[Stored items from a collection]
================
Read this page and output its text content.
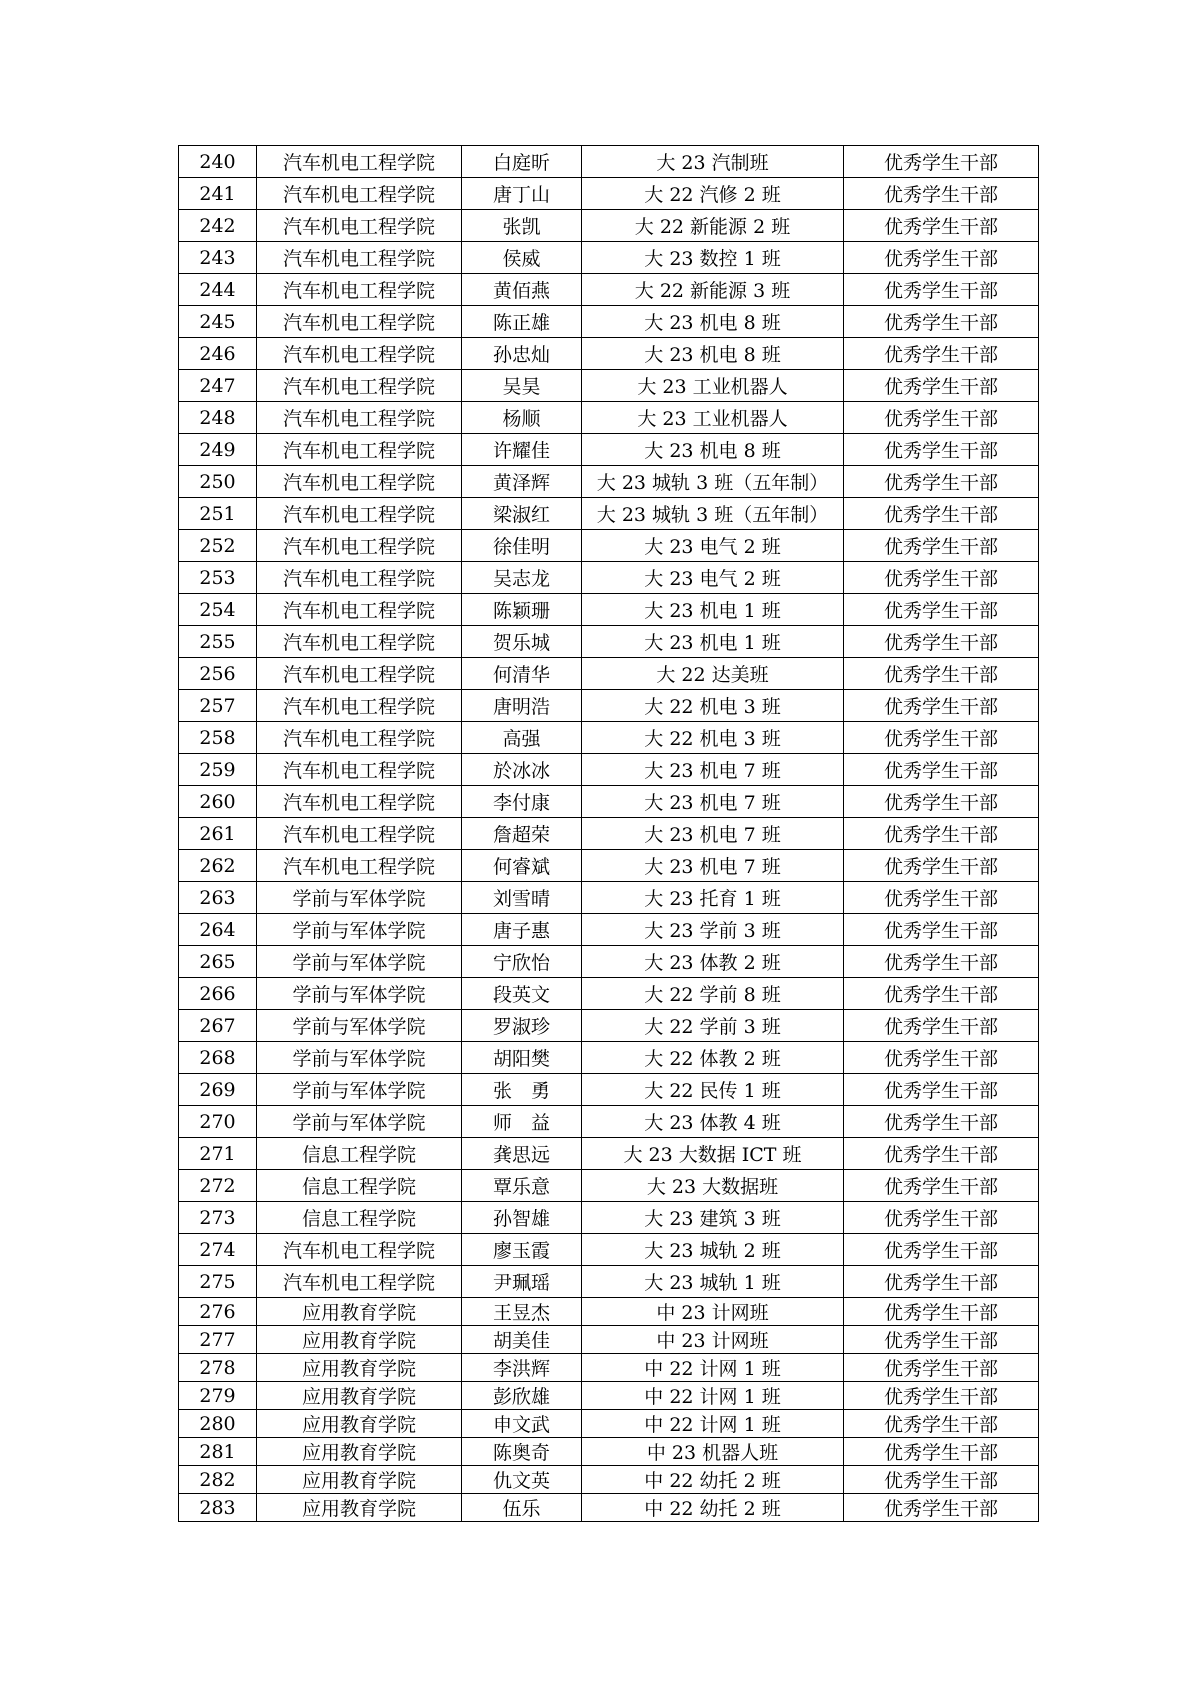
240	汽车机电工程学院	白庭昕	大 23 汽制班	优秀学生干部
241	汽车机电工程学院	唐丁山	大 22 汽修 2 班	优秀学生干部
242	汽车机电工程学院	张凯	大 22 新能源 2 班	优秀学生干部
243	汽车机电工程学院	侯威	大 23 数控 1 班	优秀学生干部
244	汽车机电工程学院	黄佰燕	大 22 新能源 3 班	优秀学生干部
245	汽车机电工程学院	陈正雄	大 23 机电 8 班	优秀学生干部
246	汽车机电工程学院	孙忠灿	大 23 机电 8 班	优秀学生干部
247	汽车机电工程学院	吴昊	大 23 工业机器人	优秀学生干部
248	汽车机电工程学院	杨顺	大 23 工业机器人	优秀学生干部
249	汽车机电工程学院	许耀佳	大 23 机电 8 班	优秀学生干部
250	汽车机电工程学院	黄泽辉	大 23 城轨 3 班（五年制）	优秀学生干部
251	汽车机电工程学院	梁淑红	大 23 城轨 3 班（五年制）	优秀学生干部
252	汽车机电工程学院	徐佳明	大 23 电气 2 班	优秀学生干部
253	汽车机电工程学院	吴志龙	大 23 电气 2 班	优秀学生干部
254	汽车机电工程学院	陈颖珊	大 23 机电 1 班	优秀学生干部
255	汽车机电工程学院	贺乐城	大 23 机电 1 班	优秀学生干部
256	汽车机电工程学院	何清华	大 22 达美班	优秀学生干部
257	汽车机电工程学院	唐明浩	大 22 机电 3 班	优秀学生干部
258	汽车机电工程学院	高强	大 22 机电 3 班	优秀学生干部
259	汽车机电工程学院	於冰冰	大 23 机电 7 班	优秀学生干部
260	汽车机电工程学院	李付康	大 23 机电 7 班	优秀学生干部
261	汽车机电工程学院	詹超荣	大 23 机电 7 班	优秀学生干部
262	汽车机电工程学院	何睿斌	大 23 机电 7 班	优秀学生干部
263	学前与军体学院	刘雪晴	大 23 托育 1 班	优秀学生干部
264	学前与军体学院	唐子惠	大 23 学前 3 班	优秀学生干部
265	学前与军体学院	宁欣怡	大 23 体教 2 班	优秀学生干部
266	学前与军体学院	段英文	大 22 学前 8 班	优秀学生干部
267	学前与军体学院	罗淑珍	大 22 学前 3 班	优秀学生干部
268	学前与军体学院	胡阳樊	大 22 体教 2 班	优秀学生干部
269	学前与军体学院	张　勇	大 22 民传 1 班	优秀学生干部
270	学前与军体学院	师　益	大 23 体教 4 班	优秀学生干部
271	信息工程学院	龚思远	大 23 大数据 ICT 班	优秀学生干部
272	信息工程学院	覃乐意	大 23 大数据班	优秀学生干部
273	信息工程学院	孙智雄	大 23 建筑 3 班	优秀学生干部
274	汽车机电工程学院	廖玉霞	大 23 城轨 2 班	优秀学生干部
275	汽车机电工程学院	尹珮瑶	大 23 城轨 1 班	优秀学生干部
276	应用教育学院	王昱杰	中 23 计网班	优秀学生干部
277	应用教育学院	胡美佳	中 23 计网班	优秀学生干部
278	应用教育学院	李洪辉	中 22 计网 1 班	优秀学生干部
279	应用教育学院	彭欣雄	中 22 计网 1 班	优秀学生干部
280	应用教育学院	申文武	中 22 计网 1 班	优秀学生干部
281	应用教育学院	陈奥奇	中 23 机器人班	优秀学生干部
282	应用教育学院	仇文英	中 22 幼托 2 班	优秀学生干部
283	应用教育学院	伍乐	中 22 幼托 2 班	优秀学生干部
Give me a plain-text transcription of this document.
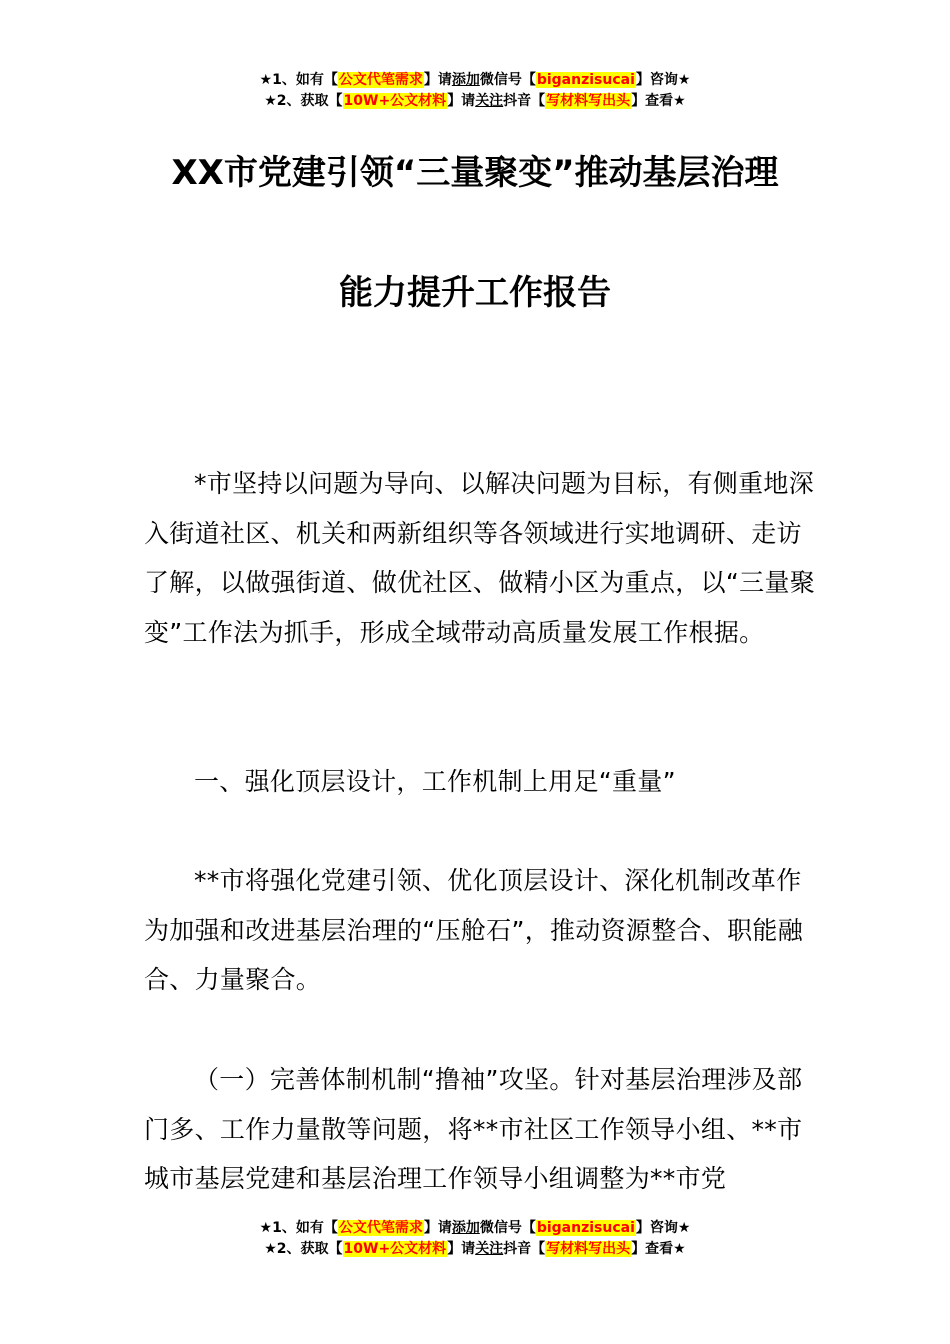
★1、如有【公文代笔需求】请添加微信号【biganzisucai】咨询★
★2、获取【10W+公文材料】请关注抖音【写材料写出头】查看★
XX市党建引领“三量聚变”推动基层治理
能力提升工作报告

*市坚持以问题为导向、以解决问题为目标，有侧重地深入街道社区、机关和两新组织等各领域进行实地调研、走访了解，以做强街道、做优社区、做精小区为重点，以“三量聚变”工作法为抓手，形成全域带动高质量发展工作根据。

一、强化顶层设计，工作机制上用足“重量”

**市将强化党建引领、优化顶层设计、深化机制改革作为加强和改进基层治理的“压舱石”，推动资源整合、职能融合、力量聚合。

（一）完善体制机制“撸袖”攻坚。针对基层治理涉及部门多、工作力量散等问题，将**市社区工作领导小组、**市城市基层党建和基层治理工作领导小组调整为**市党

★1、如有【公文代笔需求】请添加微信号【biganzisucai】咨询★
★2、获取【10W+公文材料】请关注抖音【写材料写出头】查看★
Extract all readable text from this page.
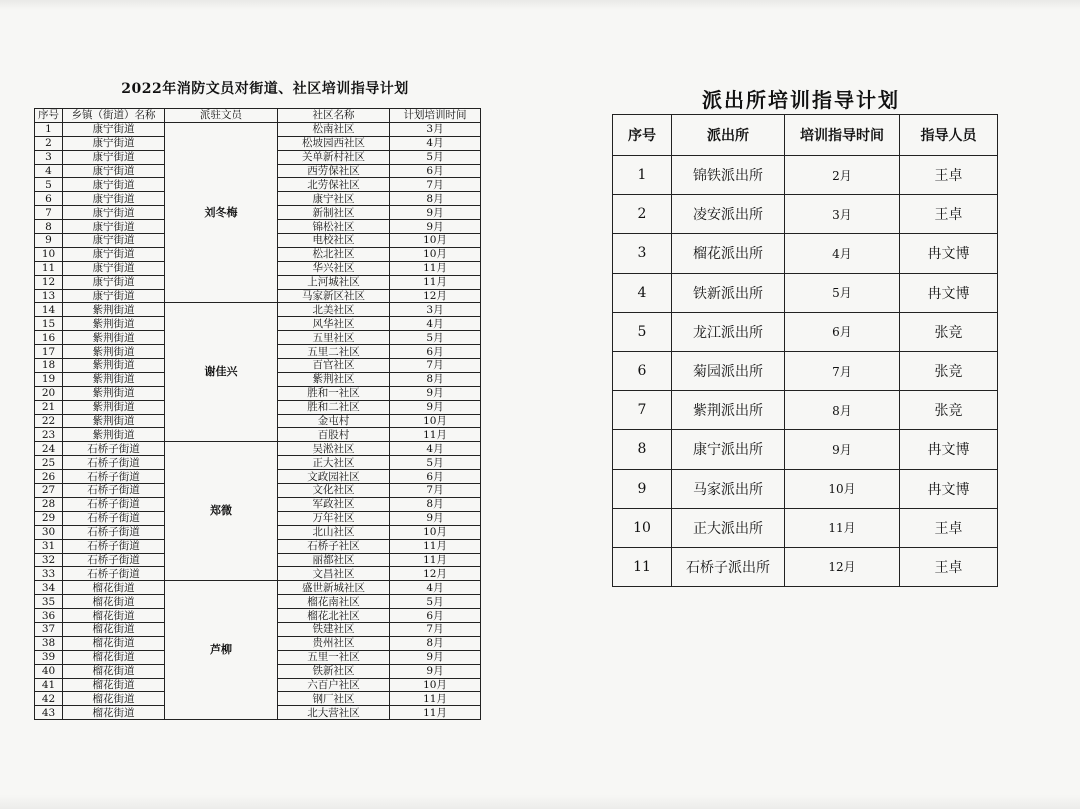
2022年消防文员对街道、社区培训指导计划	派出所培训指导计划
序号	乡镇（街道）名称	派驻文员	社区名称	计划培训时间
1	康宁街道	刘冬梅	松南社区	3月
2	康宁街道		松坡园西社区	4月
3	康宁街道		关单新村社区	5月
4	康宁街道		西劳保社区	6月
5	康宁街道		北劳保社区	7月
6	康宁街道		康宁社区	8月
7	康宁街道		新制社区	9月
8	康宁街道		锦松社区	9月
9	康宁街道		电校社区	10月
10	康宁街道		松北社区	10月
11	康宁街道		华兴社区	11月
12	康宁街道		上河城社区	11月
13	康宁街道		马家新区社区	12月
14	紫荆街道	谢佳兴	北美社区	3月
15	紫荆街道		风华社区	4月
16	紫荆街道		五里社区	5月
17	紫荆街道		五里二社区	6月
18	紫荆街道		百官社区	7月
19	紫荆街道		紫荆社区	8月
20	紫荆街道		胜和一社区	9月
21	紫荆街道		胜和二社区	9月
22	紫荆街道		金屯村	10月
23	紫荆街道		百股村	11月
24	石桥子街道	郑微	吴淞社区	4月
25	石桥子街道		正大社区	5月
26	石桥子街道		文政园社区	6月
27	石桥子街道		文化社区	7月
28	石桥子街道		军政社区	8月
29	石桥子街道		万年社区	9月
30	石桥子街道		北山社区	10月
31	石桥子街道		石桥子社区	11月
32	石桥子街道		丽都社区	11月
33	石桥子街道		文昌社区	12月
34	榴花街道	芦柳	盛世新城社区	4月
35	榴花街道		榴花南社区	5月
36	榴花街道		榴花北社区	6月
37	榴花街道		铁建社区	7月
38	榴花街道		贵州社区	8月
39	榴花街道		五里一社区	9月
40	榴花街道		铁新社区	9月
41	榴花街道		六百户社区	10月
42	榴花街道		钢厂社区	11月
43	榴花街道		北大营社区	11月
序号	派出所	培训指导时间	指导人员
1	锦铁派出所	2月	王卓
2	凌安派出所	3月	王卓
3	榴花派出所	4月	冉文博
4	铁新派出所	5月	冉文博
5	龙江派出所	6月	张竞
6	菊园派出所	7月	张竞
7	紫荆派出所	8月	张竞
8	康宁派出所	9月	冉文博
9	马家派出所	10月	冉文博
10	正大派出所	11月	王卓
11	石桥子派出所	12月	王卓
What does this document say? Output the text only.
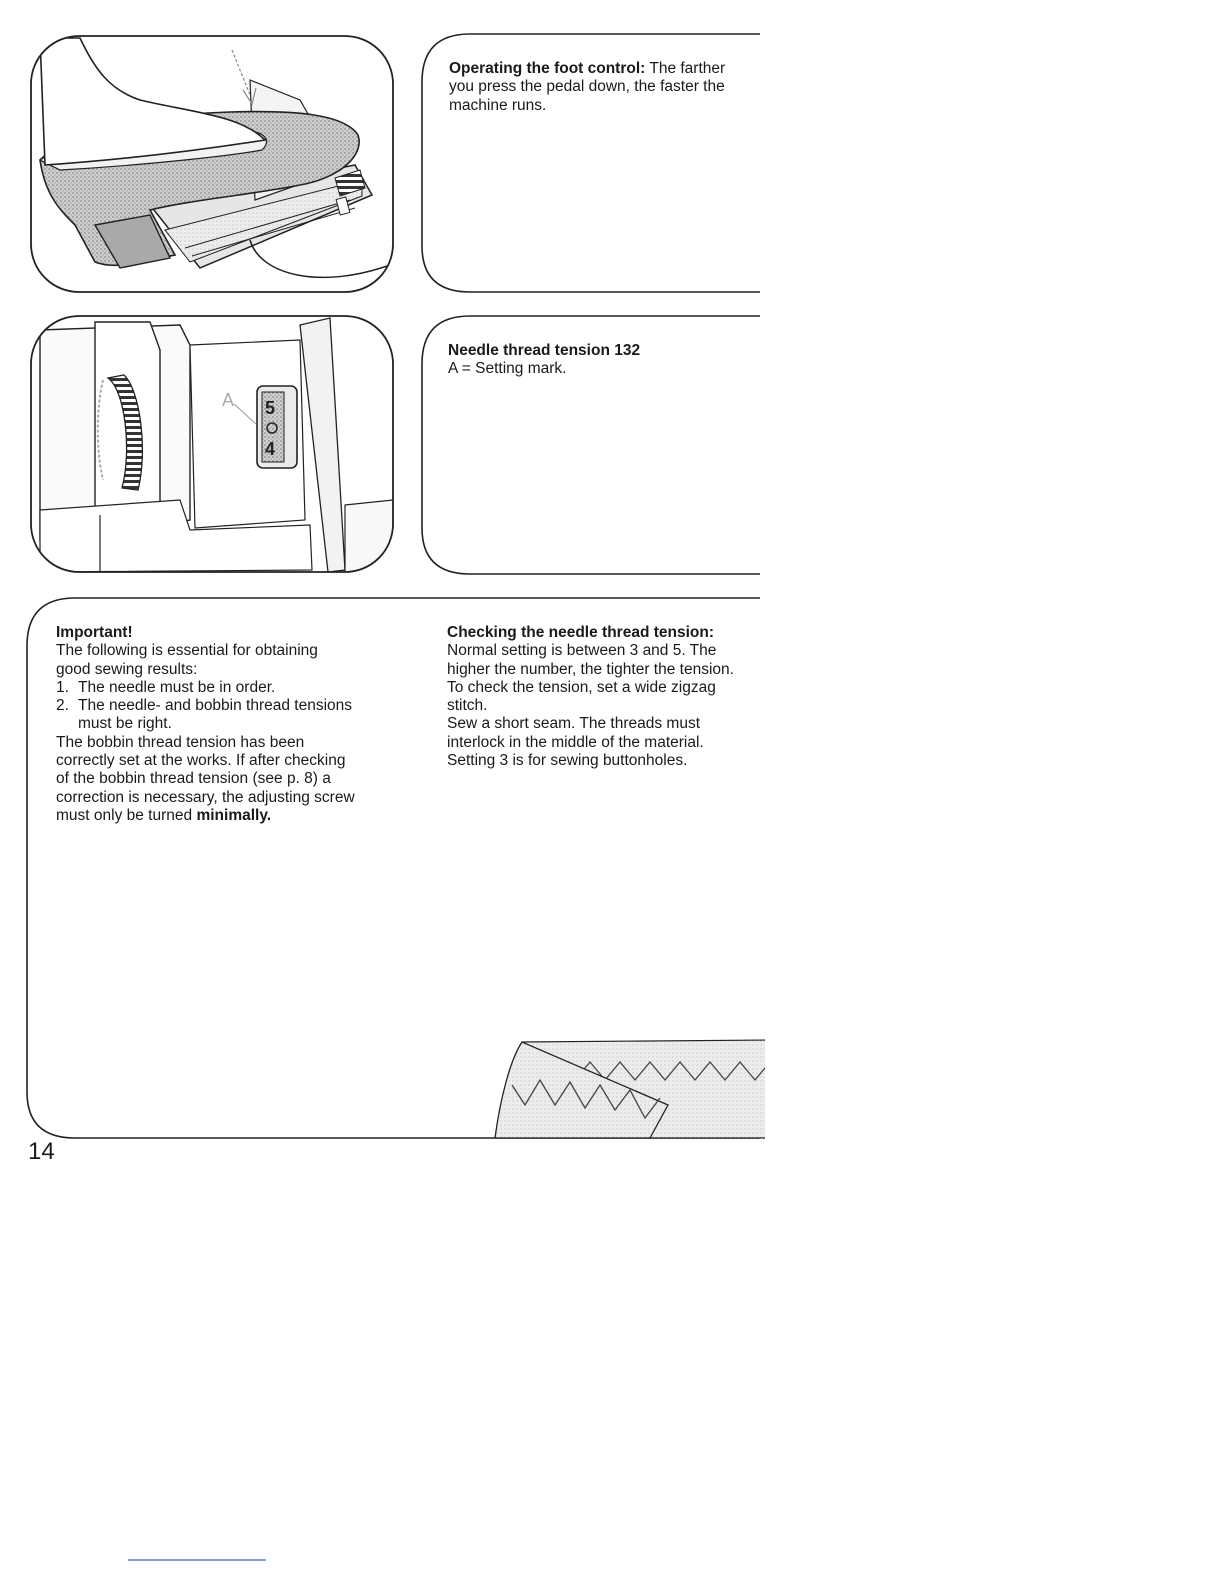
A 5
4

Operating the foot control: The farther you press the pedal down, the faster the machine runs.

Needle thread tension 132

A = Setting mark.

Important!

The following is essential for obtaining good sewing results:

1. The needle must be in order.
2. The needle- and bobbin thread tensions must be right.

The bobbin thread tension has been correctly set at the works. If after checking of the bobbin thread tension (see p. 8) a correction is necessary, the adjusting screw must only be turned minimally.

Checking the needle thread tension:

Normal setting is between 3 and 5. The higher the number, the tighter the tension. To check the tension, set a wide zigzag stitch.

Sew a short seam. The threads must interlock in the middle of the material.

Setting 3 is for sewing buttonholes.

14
================
**DESCRIPTION OF THE TASK**
Look above for every line with the word "紫荆街道" and copy it.

**SOLUTION BELOW**
14	紫荆街道	谢佳兴	北美社区	3月
15	紫荆街道		风华社区	4月
16	紫荆街道		五里社区	5月
17	紫荆街道		五里二社区	6月
18	紫荆街道		百官社区	7月
19	紫荆街道		紫荆社区	8月
20	紫荆街道		胜和一社区	9月
21	紫荆街道		胜和二社区	9月
22	紫荆街道		金屯村	10月
23	紫荆街道		百股村	11月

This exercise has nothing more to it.